**Task input**

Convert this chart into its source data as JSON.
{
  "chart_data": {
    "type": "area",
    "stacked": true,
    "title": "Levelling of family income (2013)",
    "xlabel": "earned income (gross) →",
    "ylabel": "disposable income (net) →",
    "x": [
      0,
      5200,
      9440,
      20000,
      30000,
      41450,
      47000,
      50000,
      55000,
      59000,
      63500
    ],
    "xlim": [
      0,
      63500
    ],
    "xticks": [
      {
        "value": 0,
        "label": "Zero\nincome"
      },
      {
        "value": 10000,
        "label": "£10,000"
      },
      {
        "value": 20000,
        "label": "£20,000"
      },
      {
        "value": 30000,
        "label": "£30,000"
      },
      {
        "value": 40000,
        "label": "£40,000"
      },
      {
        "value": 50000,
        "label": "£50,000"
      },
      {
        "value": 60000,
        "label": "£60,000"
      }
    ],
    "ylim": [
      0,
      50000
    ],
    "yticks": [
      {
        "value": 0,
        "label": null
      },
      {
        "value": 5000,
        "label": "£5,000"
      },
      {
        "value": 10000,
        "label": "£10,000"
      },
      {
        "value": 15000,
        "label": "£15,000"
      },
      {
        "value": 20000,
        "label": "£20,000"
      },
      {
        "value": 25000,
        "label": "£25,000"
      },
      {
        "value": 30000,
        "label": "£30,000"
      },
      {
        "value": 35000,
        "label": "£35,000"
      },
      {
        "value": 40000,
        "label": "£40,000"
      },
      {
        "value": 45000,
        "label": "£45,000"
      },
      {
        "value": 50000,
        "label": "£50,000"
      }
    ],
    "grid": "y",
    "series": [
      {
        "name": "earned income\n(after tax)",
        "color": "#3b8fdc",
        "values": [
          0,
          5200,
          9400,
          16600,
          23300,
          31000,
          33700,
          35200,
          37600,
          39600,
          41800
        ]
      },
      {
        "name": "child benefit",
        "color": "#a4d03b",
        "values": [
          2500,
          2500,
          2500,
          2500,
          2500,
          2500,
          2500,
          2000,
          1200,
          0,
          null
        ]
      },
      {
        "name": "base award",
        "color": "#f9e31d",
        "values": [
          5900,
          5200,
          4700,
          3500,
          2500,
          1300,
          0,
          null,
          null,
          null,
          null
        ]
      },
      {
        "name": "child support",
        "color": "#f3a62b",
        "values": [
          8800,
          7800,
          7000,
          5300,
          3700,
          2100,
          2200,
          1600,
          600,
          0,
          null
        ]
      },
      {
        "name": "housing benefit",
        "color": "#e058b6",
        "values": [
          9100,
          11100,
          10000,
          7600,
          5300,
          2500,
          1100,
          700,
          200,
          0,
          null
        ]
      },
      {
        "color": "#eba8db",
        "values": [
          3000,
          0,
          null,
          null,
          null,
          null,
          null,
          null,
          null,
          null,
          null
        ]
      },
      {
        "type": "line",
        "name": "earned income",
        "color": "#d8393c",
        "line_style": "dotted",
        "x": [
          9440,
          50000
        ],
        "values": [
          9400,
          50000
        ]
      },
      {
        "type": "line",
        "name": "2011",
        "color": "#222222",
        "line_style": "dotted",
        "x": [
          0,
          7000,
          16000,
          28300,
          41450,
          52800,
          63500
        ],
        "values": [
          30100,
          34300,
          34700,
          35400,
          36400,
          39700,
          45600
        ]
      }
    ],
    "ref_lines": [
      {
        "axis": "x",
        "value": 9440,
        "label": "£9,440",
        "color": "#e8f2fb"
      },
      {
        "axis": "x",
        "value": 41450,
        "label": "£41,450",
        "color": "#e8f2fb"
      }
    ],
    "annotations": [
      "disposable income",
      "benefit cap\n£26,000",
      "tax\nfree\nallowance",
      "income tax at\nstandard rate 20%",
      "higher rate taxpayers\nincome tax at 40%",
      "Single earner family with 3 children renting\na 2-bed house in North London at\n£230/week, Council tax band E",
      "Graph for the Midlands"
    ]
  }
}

--

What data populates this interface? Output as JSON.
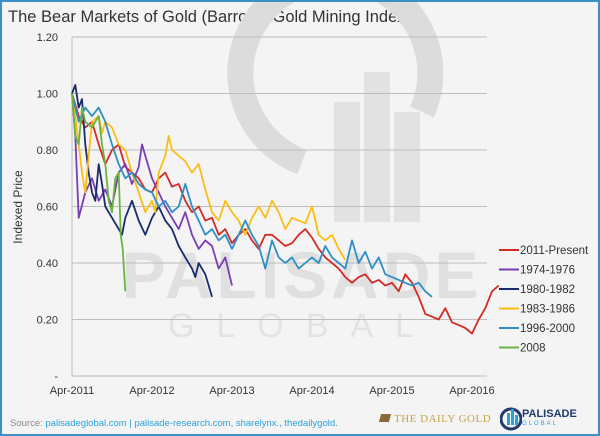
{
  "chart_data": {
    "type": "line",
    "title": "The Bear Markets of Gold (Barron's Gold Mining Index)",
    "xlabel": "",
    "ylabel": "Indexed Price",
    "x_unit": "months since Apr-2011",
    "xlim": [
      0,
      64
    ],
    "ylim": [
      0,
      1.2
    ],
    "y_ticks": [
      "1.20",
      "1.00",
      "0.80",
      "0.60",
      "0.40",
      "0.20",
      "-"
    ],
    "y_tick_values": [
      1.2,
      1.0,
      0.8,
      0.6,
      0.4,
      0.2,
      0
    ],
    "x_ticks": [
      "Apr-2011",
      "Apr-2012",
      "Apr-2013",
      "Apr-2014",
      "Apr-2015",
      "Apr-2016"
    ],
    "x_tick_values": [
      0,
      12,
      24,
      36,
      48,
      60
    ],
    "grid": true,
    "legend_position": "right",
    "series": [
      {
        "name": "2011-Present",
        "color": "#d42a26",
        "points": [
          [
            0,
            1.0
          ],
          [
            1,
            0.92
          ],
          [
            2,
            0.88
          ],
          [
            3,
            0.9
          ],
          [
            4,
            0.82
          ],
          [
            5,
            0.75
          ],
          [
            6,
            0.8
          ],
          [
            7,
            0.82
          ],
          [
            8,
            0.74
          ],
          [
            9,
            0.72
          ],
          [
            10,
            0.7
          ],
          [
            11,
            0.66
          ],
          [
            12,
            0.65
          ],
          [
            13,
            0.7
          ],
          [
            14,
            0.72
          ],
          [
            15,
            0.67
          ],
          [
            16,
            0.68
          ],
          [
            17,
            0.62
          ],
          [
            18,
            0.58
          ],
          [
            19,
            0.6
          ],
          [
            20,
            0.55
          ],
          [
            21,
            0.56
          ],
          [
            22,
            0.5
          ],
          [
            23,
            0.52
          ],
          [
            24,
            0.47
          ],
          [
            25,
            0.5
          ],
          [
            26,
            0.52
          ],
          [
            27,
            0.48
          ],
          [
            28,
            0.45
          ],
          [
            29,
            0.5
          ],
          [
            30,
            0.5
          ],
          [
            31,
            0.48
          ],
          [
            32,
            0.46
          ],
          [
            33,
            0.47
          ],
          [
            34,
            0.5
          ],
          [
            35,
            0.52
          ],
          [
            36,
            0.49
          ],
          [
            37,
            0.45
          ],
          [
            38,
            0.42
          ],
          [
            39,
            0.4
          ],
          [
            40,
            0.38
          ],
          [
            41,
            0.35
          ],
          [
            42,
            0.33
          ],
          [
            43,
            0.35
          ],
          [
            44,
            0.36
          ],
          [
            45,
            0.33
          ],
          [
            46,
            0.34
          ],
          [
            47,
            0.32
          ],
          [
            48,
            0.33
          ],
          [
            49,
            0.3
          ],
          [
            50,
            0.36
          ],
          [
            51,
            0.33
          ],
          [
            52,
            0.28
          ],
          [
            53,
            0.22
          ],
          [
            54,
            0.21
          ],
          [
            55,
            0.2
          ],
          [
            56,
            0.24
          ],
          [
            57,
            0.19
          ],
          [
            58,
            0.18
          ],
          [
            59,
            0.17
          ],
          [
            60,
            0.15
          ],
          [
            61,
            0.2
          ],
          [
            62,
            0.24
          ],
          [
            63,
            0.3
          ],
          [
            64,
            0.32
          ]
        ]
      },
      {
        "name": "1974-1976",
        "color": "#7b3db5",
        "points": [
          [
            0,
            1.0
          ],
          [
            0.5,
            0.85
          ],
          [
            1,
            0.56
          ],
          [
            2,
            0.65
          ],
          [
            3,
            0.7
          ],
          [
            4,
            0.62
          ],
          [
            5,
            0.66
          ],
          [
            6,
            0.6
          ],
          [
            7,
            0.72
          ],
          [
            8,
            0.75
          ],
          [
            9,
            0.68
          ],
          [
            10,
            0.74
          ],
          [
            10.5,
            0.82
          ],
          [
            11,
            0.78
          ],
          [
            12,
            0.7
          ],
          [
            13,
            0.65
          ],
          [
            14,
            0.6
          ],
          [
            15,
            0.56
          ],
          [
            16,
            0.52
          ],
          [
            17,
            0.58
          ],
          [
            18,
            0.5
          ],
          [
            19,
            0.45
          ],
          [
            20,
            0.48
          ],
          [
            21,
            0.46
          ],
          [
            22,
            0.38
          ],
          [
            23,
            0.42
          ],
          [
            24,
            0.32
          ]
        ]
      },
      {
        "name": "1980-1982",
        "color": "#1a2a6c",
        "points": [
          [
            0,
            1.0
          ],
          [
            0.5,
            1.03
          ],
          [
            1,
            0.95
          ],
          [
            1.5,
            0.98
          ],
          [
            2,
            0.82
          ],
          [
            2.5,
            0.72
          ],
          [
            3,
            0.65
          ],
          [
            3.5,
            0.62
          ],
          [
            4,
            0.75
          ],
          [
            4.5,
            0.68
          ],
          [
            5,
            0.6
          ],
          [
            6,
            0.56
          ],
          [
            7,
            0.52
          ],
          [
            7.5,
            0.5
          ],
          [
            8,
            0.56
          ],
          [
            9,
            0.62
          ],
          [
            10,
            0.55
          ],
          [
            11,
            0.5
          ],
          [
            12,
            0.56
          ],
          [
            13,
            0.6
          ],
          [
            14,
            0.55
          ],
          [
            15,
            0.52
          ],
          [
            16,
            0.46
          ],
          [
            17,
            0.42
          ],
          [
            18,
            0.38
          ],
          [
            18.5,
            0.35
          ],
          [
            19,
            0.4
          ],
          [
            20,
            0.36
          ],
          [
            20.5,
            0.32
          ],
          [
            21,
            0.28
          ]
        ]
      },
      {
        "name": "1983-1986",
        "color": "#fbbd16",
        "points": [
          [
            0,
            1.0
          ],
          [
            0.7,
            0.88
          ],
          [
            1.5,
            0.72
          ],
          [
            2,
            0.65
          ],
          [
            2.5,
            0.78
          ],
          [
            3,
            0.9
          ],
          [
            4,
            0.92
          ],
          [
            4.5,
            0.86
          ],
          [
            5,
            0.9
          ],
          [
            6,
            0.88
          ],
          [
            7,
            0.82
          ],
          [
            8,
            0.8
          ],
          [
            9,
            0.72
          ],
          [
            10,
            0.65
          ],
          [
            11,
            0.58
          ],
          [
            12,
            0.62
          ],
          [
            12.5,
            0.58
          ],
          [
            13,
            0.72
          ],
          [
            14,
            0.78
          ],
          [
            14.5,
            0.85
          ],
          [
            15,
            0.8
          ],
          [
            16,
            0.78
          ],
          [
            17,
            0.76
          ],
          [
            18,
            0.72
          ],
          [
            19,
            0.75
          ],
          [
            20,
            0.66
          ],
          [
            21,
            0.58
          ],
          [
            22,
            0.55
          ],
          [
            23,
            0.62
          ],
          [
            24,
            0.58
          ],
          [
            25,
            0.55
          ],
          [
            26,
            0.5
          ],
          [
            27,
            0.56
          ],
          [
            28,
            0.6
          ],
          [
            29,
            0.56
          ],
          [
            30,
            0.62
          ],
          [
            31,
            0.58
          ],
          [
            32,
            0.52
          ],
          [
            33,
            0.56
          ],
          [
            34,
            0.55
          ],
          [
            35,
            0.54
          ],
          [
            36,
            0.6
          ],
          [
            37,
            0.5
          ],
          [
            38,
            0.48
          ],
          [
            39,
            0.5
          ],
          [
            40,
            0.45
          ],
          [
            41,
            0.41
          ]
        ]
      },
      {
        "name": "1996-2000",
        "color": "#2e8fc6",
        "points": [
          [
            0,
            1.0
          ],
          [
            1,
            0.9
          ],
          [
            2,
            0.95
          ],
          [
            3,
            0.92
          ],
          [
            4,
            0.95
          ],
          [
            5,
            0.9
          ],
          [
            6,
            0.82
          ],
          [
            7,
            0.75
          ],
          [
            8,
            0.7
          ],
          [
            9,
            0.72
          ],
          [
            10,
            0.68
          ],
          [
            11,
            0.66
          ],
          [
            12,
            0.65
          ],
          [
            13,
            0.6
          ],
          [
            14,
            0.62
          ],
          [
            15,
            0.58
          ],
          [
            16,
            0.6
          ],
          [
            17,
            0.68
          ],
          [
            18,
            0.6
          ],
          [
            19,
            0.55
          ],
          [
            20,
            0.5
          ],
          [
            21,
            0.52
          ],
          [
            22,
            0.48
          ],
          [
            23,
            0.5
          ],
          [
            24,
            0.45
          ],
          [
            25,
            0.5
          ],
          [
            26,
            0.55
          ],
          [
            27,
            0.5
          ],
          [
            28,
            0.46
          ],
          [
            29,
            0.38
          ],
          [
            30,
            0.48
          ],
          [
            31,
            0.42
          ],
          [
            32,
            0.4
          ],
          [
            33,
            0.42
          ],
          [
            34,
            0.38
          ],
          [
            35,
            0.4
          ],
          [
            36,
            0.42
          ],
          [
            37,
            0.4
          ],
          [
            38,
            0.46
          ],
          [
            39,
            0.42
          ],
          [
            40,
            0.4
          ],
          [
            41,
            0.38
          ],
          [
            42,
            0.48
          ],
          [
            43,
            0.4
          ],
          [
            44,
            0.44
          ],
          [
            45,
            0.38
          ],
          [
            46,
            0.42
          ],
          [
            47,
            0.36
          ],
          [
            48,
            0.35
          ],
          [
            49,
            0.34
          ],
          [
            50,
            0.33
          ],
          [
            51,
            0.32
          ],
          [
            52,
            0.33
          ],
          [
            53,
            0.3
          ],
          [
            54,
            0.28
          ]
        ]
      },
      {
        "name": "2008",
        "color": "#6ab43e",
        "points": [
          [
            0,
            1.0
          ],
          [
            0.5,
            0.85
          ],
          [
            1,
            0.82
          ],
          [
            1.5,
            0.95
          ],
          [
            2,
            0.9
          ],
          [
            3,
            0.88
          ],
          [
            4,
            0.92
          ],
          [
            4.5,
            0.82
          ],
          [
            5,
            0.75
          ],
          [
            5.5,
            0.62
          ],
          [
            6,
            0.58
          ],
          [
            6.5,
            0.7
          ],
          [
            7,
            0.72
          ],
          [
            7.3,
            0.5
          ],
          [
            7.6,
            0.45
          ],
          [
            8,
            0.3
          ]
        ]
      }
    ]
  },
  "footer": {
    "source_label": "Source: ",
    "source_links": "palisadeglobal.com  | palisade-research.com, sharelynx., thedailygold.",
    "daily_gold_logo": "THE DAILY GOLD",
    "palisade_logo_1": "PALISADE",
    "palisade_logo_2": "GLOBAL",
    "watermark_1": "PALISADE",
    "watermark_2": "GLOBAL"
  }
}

...

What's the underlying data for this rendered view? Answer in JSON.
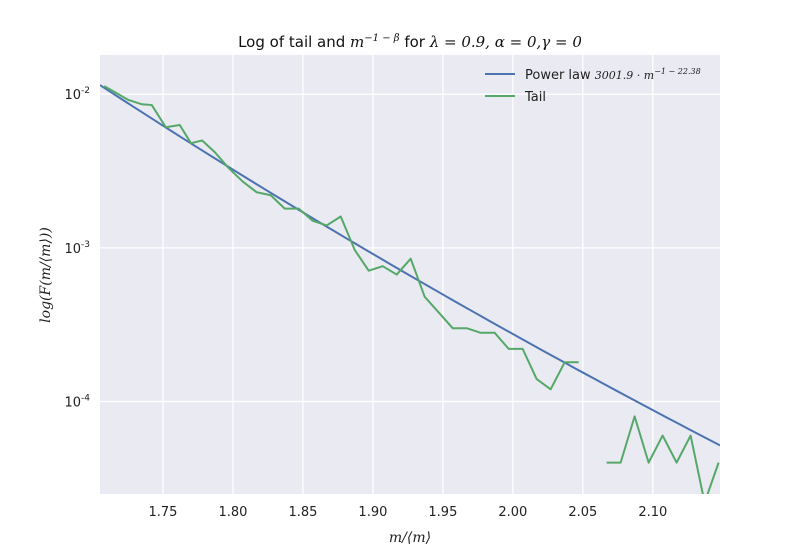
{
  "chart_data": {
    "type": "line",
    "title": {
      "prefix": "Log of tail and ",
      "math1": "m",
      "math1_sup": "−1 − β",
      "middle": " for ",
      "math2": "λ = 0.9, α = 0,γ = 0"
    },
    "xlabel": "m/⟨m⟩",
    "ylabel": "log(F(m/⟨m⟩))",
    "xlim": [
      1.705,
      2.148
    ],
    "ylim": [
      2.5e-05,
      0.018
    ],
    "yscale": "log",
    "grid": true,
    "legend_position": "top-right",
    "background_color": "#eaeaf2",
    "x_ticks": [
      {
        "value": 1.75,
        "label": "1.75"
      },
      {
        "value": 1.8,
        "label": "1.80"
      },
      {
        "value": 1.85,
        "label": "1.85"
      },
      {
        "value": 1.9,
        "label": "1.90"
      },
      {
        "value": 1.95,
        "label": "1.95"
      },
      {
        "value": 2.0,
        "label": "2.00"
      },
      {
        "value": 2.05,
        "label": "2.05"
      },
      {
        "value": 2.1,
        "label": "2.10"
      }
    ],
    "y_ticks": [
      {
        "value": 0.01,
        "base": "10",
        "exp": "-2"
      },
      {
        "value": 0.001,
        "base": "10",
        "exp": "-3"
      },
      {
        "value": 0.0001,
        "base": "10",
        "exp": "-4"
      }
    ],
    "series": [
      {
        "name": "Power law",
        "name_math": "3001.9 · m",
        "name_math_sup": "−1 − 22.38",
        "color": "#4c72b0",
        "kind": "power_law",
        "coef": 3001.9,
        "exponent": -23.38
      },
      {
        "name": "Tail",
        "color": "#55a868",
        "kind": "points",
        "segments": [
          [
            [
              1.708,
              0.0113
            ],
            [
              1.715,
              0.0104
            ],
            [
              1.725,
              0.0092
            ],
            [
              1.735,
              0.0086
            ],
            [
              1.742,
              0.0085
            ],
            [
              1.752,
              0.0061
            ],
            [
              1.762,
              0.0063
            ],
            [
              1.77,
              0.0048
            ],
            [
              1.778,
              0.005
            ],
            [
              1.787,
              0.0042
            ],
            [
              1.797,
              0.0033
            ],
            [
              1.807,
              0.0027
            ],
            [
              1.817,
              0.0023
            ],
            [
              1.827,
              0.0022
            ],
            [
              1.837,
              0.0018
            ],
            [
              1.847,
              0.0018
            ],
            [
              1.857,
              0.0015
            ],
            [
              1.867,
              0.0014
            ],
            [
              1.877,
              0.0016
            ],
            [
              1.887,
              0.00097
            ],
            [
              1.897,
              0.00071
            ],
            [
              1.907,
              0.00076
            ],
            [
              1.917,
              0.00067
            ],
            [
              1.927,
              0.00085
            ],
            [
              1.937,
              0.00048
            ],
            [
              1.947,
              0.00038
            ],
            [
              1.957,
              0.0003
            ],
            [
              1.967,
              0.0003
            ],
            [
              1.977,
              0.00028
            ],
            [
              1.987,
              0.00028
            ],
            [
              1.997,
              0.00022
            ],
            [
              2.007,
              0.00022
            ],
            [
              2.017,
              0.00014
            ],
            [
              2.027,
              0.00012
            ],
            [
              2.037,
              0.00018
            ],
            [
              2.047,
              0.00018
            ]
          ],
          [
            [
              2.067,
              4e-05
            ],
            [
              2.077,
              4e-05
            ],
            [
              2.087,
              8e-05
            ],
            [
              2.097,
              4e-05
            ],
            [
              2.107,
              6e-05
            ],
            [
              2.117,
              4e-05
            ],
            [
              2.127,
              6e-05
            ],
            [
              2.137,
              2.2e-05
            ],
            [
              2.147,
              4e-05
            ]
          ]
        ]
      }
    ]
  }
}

**Set exercise**
Report each line in the data that holds the word "disposable".

**The solution**
    "ylabel": "disposable income (net) →",
      "disposable income",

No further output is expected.